# EXCERPTED RECORDS
◇ ◇ ◇ ◇ ◇ ◇ ◇
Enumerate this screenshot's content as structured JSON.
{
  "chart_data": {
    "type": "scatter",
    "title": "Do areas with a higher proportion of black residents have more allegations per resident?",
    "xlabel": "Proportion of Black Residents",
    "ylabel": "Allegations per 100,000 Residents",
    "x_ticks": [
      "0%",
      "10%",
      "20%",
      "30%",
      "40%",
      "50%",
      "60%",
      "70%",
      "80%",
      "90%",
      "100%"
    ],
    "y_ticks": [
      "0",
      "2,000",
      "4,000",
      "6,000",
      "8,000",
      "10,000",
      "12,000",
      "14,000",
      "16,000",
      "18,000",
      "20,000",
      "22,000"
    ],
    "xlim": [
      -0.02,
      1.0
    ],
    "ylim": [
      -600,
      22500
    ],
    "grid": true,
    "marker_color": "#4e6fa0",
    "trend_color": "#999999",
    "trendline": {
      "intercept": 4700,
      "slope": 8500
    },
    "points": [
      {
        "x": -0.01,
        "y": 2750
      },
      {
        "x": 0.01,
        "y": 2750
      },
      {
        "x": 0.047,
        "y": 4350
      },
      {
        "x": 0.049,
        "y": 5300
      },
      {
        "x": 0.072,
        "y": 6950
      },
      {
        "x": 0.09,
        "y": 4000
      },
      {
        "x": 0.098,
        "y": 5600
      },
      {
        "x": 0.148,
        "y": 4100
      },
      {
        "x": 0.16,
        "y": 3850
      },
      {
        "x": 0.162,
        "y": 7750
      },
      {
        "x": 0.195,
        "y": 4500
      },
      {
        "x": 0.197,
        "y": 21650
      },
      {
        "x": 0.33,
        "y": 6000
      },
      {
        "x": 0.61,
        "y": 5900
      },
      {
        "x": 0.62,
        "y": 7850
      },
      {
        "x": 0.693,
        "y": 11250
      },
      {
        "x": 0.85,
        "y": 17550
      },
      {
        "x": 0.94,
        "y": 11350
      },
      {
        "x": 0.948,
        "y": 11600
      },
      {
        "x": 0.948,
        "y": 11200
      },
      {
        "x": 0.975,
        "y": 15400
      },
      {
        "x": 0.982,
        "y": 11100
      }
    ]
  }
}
◇ ◇ ◇ ◇ ◇ ◇ ◇
# INSTRUCTIONS FOR THE TASK
Extract each entry in full and write it down exactly.

# TASK ANSWER
Enumerate this screenshot's content as structured JSON.
{
  "chart_data": {
    "type": "scatter",
    "title": "Do areas with a higher proportion of black residents have more allegations per resident?",
    "xlabel": "Proportion of Black Residents",
    "ylabel": "Allegations per 100,000 Residents",
    "x_ticks": [
      "0%",
      "10%",
      "20%",
      "30%",
      "40%",
      "50%",
      "60%",
      "70%",
      "80%",
      "90%",
      "100%"
    ],
    "y_ticks": [
      "0",
      "2,000",
      "4,000",
      "6,000",
      "8,000",
      "10,000",
      "12,000",
      "14,000",
      "16,000",
      "18,000",
      "20,000",
      "22,000"
    ],
    "xlim": [
      -0.02,
      1.0
    ],
    "ylim": [
      -600,
      22500
    ],
    "grid": true,
    "marker_color": "#4e6fa0",
    "trend_color": "#999999",
    "trendline": {
      "intercept": 4700,
      "slope": 8500
    },
    "points": [
      {
        "x": -0.01,
        "y": 2750
      },
      {
        "x": 0.01,
        "y": 2750
      },
      {
        "x": 0.047,
        "y": 4350
      },
      {
        "x": 0.049,
        "y": 5300
      },
      {
        "x": 0.072,
        "y": 6950
      },
      {
        "x": 0.09,
        "y": 4000
      },
      {
        "x": 0.098,
        "y": 5600
      },
      {
        "x": 0.148,
        "y": 4100
      },
      {
        "x": 0.16,
        "y": 3850
      },
      {
        "x": 0.162,
        "y": 7750
      },
      {
        "x": 0.195,
        "y": 4500
      },
      {
        "x": 0.197,
        "y": 21650
      },
      {
        "x": 0.33,
        "y": 6000
      },
      {
        "x": 0.61,
        "y": 5900
      },
      {
        "x": 0.62,
        "y": 7850
      },
      {
        "x": 0.693,
        "y": 11250
      },
      {
        "x": 0.85,
        "y": 17550
      },
      {
        "x": 0.94,
        "y": 11350
      },
      {
        "x": 0.948,
        "y": 11600
      },
      {
        "x": 0.948,
        "y": 11200
      },
      {
        "x": 0.975,
        "y": 15400
      },
      {
        "x": 0.982,
        "y": 11100
      }
    ]
  }
}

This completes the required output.